Substitute "legend-text" for "legend-label" in the items starting at the first line and ending at the line that contains "caption: 图2 [6, 9, 24, 21]", and give only those lines back with nothing else changed.

--- start Records ---

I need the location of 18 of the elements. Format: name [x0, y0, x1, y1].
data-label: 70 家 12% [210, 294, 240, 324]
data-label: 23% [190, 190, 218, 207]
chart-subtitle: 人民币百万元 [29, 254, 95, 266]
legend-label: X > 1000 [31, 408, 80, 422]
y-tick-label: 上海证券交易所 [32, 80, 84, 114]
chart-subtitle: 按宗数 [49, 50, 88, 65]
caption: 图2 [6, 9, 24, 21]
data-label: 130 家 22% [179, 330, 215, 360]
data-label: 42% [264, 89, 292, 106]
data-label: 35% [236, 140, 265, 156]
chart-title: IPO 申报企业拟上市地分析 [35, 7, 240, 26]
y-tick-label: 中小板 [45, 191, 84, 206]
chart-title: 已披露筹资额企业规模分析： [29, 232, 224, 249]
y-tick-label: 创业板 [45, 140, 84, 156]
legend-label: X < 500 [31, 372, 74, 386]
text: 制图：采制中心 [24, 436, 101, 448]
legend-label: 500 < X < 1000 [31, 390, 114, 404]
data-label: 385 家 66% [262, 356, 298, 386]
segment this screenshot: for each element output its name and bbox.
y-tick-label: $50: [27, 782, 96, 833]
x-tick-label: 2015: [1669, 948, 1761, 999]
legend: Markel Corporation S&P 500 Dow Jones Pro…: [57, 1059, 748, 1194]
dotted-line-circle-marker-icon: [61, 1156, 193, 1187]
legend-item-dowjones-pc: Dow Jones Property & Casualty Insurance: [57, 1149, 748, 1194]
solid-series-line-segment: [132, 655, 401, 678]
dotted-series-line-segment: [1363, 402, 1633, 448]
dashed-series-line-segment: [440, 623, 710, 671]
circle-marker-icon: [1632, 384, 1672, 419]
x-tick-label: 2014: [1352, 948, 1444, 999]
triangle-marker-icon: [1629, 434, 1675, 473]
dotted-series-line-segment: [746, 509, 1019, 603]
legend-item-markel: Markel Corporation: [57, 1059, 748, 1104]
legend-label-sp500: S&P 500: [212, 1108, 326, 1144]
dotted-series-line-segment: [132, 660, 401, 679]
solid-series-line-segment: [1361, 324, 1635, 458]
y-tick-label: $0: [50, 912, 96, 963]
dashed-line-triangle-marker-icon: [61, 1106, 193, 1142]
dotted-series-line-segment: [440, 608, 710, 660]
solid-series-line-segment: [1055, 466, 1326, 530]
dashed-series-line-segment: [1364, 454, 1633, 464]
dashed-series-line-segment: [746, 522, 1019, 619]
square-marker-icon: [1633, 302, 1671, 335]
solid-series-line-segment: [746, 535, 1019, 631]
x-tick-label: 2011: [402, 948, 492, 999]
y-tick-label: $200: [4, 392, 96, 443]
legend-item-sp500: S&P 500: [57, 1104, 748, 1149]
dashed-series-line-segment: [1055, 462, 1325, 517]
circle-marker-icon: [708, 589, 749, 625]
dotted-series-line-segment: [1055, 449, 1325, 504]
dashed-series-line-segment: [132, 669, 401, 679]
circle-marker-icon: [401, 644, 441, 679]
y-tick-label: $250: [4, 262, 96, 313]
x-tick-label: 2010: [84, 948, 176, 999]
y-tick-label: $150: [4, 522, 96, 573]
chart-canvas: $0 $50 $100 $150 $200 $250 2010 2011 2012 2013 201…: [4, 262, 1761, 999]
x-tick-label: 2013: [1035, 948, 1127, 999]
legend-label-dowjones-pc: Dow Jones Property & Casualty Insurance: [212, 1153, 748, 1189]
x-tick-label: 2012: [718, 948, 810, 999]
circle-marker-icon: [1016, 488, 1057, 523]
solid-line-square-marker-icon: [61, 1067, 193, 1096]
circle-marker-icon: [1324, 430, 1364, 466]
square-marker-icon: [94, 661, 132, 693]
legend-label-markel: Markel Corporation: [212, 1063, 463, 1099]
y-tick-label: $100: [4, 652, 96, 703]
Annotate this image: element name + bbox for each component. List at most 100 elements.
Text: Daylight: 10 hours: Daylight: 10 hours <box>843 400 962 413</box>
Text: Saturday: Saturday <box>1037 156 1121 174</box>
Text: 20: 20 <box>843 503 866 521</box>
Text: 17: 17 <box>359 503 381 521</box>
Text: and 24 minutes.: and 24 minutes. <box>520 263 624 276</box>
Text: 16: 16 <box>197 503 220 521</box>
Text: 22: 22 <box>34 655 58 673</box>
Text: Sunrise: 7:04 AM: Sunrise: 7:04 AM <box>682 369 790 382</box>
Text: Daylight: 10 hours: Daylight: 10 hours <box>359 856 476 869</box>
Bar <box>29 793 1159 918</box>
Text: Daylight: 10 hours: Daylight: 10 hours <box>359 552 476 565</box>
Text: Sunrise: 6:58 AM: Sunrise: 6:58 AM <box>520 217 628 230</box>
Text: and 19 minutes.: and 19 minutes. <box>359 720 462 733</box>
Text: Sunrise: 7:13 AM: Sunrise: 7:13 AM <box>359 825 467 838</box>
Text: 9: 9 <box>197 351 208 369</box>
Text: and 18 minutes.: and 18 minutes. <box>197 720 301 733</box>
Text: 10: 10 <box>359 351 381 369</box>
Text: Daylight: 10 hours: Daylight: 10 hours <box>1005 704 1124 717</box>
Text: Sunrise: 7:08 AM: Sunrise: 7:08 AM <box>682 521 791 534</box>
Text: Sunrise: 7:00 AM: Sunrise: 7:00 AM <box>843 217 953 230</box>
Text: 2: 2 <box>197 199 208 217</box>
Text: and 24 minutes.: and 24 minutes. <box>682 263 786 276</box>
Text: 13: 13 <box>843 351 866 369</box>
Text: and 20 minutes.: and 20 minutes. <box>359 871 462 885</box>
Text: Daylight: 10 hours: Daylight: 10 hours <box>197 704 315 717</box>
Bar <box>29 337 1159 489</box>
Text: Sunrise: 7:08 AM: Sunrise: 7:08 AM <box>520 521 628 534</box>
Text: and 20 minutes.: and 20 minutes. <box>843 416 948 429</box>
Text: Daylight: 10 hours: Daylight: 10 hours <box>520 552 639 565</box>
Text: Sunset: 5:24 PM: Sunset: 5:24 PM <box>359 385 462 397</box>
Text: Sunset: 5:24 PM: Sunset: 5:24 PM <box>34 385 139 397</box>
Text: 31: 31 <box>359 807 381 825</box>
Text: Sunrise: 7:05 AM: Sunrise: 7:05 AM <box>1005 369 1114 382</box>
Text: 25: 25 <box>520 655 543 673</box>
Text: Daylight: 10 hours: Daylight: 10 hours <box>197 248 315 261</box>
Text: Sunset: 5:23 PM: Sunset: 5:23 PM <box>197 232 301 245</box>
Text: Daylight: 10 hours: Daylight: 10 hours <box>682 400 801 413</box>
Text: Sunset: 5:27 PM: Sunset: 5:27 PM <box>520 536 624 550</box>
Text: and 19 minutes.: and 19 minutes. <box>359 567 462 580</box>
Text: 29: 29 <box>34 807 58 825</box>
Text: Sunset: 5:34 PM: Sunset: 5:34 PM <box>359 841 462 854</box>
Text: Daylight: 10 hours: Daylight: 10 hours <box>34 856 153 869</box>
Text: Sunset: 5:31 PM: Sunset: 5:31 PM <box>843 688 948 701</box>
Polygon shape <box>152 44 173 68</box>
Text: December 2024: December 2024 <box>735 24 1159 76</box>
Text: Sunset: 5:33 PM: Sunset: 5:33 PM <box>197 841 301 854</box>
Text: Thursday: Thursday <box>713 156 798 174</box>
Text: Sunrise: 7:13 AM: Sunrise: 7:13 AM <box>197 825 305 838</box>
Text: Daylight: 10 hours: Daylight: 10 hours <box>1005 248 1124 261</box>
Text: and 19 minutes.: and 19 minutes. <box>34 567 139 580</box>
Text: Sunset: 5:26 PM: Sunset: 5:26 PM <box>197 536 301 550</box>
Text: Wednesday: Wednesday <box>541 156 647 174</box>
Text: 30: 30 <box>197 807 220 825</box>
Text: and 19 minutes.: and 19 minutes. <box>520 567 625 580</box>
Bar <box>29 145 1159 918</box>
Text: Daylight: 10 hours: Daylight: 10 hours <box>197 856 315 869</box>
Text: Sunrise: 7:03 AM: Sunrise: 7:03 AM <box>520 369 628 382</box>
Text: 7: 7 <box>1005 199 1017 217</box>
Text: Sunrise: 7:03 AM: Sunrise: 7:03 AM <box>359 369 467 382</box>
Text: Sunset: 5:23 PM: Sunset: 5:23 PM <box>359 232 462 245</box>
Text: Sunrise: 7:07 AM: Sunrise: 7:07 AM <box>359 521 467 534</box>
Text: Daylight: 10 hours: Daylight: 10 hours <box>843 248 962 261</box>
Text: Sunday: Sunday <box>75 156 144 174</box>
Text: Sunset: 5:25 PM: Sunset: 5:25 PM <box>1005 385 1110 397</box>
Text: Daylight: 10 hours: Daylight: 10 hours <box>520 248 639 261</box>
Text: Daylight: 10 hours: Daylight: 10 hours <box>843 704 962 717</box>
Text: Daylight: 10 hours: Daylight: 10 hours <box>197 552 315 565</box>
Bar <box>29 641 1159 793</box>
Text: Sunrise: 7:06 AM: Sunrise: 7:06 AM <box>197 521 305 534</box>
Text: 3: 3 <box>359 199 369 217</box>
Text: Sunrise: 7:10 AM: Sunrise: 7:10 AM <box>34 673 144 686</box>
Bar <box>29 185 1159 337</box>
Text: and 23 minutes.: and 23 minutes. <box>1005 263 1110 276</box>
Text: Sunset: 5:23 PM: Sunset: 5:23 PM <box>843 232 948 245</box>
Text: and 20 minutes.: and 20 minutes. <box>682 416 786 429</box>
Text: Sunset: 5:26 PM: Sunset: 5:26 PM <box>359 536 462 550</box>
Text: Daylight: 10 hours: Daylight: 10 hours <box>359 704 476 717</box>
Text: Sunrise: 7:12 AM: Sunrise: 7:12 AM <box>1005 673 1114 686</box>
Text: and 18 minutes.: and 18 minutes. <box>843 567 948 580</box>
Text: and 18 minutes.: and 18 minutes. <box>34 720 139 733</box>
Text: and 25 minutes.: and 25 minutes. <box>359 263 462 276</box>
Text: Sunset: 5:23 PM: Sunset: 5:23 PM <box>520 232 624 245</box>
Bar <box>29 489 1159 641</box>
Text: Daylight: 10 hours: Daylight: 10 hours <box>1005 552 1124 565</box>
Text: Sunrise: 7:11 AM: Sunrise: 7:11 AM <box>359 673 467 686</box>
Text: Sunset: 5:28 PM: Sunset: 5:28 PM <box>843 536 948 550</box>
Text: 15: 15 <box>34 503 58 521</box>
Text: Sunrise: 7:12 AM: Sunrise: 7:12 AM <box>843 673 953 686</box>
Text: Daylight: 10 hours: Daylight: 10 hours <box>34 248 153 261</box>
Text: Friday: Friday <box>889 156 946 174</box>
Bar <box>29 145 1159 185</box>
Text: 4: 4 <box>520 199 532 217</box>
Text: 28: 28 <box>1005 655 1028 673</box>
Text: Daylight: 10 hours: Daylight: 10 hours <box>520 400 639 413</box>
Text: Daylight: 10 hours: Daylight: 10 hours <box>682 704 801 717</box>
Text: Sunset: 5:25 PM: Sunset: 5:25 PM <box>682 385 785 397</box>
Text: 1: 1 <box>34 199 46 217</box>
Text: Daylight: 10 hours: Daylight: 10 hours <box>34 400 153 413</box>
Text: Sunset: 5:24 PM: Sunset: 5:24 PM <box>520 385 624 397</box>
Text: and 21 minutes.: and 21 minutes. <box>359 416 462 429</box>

--- end Records ---

■ Exercise solution
I need the location of 18 of the elements. Format: name [x0, y0, x1, y1].
data-label: 70 家 12% [210, 294, 240, 324]
data-label: 23% [190, 190, 218, 207]
chart-subtitle: 人民币百万元 [29, 254, 95, 266]
legend-text: X > 1000 [31, 408, 80, 422]
y-tick-label: 上海证券交易所 [32, 80, 84, 114]
chart-subtitle: 按宗数 [49, 50, 88, 65]
caption: 图2 [6, 9, 24, 21]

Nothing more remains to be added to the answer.